Figure record extracts:
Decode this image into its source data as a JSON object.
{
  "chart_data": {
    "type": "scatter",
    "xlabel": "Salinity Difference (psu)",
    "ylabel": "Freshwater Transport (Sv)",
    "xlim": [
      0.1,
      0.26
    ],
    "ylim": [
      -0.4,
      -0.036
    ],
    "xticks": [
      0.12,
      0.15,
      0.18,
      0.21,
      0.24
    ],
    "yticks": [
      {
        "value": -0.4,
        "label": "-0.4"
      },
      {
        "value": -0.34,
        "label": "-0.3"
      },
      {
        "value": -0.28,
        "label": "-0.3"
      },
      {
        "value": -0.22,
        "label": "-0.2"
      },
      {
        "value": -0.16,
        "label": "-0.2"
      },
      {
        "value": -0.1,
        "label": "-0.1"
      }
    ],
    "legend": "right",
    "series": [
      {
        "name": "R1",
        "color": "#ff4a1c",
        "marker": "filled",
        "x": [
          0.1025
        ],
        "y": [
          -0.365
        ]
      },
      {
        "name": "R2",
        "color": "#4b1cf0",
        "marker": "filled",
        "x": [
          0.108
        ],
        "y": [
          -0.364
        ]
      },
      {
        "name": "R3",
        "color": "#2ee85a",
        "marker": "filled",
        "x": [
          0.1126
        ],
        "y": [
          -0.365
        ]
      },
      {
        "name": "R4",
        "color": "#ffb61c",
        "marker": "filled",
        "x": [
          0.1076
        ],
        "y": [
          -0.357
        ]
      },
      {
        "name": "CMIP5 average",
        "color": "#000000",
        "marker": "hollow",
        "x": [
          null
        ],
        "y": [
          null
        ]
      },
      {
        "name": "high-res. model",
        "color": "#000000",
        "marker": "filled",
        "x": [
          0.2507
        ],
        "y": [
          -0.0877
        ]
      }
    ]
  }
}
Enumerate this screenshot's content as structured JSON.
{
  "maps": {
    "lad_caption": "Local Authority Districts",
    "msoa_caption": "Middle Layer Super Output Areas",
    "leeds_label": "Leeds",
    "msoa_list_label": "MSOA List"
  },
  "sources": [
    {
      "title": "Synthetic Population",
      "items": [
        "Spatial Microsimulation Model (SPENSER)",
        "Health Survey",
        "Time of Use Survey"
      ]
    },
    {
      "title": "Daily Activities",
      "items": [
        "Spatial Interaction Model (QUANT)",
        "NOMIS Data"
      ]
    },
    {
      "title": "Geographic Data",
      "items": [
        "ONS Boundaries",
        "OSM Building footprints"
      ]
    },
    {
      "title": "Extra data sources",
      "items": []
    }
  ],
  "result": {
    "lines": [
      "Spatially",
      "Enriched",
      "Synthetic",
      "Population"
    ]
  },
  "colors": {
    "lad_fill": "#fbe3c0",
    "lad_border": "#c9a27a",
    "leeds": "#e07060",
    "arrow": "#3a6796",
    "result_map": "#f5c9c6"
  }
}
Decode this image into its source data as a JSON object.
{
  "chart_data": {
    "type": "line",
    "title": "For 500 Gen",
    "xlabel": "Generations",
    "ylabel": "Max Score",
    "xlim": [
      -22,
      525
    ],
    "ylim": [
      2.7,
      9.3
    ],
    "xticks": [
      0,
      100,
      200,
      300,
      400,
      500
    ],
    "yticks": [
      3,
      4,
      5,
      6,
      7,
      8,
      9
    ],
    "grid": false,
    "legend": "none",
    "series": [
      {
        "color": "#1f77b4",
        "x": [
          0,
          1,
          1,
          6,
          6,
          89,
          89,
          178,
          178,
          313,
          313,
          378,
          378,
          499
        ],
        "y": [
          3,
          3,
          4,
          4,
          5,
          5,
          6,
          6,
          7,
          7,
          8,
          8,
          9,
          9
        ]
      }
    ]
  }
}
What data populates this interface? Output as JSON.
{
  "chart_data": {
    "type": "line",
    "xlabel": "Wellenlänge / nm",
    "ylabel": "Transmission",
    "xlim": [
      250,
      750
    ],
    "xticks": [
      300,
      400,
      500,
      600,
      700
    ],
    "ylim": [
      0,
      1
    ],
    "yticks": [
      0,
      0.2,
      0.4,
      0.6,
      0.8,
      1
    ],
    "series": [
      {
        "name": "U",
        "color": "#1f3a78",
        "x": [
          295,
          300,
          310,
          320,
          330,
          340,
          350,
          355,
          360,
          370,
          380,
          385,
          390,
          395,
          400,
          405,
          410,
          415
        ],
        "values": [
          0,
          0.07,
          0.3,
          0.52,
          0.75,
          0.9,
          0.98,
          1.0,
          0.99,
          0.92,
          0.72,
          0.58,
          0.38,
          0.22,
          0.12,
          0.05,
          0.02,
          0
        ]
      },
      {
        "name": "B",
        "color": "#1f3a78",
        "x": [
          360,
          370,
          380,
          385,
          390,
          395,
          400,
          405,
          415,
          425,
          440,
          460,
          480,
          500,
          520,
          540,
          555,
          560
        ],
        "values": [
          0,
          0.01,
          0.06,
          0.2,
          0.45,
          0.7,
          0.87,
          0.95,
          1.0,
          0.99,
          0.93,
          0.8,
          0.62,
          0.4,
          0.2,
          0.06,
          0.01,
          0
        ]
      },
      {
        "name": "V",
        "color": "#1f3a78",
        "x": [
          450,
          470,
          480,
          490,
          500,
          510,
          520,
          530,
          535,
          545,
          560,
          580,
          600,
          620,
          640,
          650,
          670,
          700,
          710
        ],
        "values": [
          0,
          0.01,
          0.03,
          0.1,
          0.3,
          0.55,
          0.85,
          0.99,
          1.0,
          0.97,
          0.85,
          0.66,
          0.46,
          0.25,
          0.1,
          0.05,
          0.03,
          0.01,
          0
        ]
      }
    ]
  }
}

▶ TASK REQUIREMENTS:
Give the entries once more, exactly as they appear.

▶ EXERCISE OUTPUT:
Decode this image into its source data as a JSON object.
{
  "chart_data": {
    "type": "scatter",
    "xlabel": "Salinity Difference (psu)",
    "ylabel": "Freshwater Transport (Sv)",
    "xlim": [
      0.1,
      0.26
    ],
    "ylim": [
      -0.4,
      -0.036
    ],
    "xticks": [
      0.12,
      0.15,
      0.18,
      0.21,
      0.24
    ],
    "yticks": [
      {
        "value": -0.4,
        "label": "-0.4"
      },
      {
        "value": -0.34,
        "label": "-0.3"
      },
      {
        "value": -0.28,
        "label": "-0.3"
      },
      {
        "value": -0.22,
        "label": "-0.2"
      },
      {
        "value": -0.16,
        "label": "-0.2"
      },
      {
        "value": -0.1,
        "label": "-0.1"
      }
    ],
    "legend": "right",
    "series": [
      {
        "name": "R1",
        "color": "#ff4a1c",
        "marker": "filled",
        "x": [
          0.1025
        ],
        "y": [
          -0.365
        ]
      },
      {
        "name": "R2",
        "color": "#4b1cf0",
        "marker": "filled",
        "x": [
          0.108
        ],
        "y": [
          -0.364
        ]
      },
      {
        "name": "R3",
        "color": "#2ee85a",
        "marker": "filled",
        "x": [
          0.1126
        ],
        "y": [
          -0.365
        ]
      },
      {
        "name": "R4",
        "color": "#ffb61c",
        "marker": "filled",
        "x": [
          0.1076
        ],
        "y": [
          -0.357
        ]
      },
      {
        "name": "CMIP5 average",
        "color": "#000000",
        "marker": "hollow",
        "x": [
          null
        ],
        "y": [
          null
        ]
      },
      {
        "name": "high-res. model",
        "color": "#000000",
        "marker": "filled",
        "x": [
          0.2507
        ],
        "y": [
          -0.0877
        ]
      }
    ]
  }
}
Enumerate this screenshot's content as structured JSON.
{
  "maps": {
    "lad_caption": "Local Authority Districts",
    "msoa_caption": "Middle Layer Super Output Areas",
    "leeds_label": "Leeds",
    "msoa_list_label": "MSOA List"
  },
  "sources": [
    {
      "title": "Synthetic Population",
      "items": [
        "Spatial Microsimulation Model (SPENSER)",
        "Health Survey",
        "Time of Use Survey"
      ]
    },
    {
      "title": "Daily Activities",
      "items": [
        "Spatial Interaction Model (QUANT)",
        "NOMIS Data"
      ]
    },
    {
      "title": "Geographic Data",
      "items": [
        "ONS Boundaries",
        "OSM Building footprints"
      ]
    },
    {
      "title": "Extra data sources",
      "items": []
    }
  ],
  "result": {
    "lines": [
      "Spatially",
      "Enriched",
      "Synthetic",
      "Population"
    ]
  },
  "colors": {
    "lad_fill": "#fbe3c0",
    "lad_border": "#c9a27a",
    "leeds": "#e07060",
    "arrow": "#3a6796",
    "result_map": "#f5c9c6"
  }
}
Decode this image into its source data as a JSON object.
{
  "chart_data": {
    "type": "line",
    "title": "For 500 Gen",
    "xlabel": "Generations",
    "ylabel": "Max Score",
    "xlim": [
      -22,
      525
    ],
    "ylim": [
      2.7,
      9.3
    ],
    "xticks": [
      0,
      100,
      200,
      300,
      400,
      500
    ],
    "yticks": [
      3,
      4,
      5,
      6,
      7,
      8,
      9
    ],
    "grid": false,
    "legend": "none",
    "series": [
      {
        "color": "#1f77b4",
        "x": [
          0,
          1,
          1,
          6,
          6,
          89,
          89,
          178,
          178,
          313,
          313,
          378,
          378,
          499
        ],
        "y": [
          3,
          3,
          4,
          4,
          5,
          5,
          6,
          6,
          7,
          7,
          8,
          8,
          9,
          9
        ]
      }
    ]
  }
}
What data populates this interface? Output as JSON.
{
  "chart_data": {
    "type": "line",
    "xlabel": "Wellenlänge / nm",
    "ylabel": "Transmission",
    "xlim": [
      250,
      750
    ],
    "xticks": [
      300,
      400,
      500,
      600,
      700
    ],
    "ylim": [
      0,
      1
    ],
    "yticks": [
      0,
      0.2,
      0.4,
      0.6,
      0.8,
      1
    ],
    "series": [
      {
        "name": "U",
        "color": "#1f3a78",
        "x": [
          295,
          300,
          310,
          320,
          330,
          340,
          350,
          355,
          360,
          370,
          380,
          385,
          390,
          395,
          400,
          405,
          410,
          415
        ],
        "values": [
          0,
          0.07,
          0.3,
          0.52,
          0.75,
          0.9,
          0.98,
          1.0,
          0.99,
          0.92,
          0.72,
          0.58,
          0.38,
          0.22,
          0.12,
          0.05,
          0.02,
          0
        ]
      },
      {
        "name": "B",
        "color": "#1f3a78",
        "x": [
          360,
          370,
          380,
          385,
          390,
          395,
          400,
          405,
          415,
          425,
          440,
          460,
          480,
          500,
          520,
          540,
          555,
          560
        ],
        "values": [
          0,
          0.01,
          0.06,
          0.2,
          0.45,
          0.7,
          0.87,
          0.95,
          1.0,
          0.99,
          0.93,
          0.8,
          0.62,
          0.4,
          0.2,
          0.06,
          0.01,
          0
        ]
      },
      {
        "name": "V",
        "color": "#1f3a78",
        "x": [
          450,
          470,
          480,
          490,
          500,
          510,
          520,
          530,
          535,
          545,
          560,
          580,
          600,
          620,
          640,
          650,
          670,
          700,
          710
        ],
        "values": [
          0,
          0.01,
          0.03,
          0.1,
          0.3,
          0.55,
          0.85,
          0.99,
          1.0,
          0.97,
          0.85,
          0.66,
          0.46,
          0.25,
          0.1,
          0.05,
          0.03,
          0.01,
          0
        ]
      }
    ]
  }
}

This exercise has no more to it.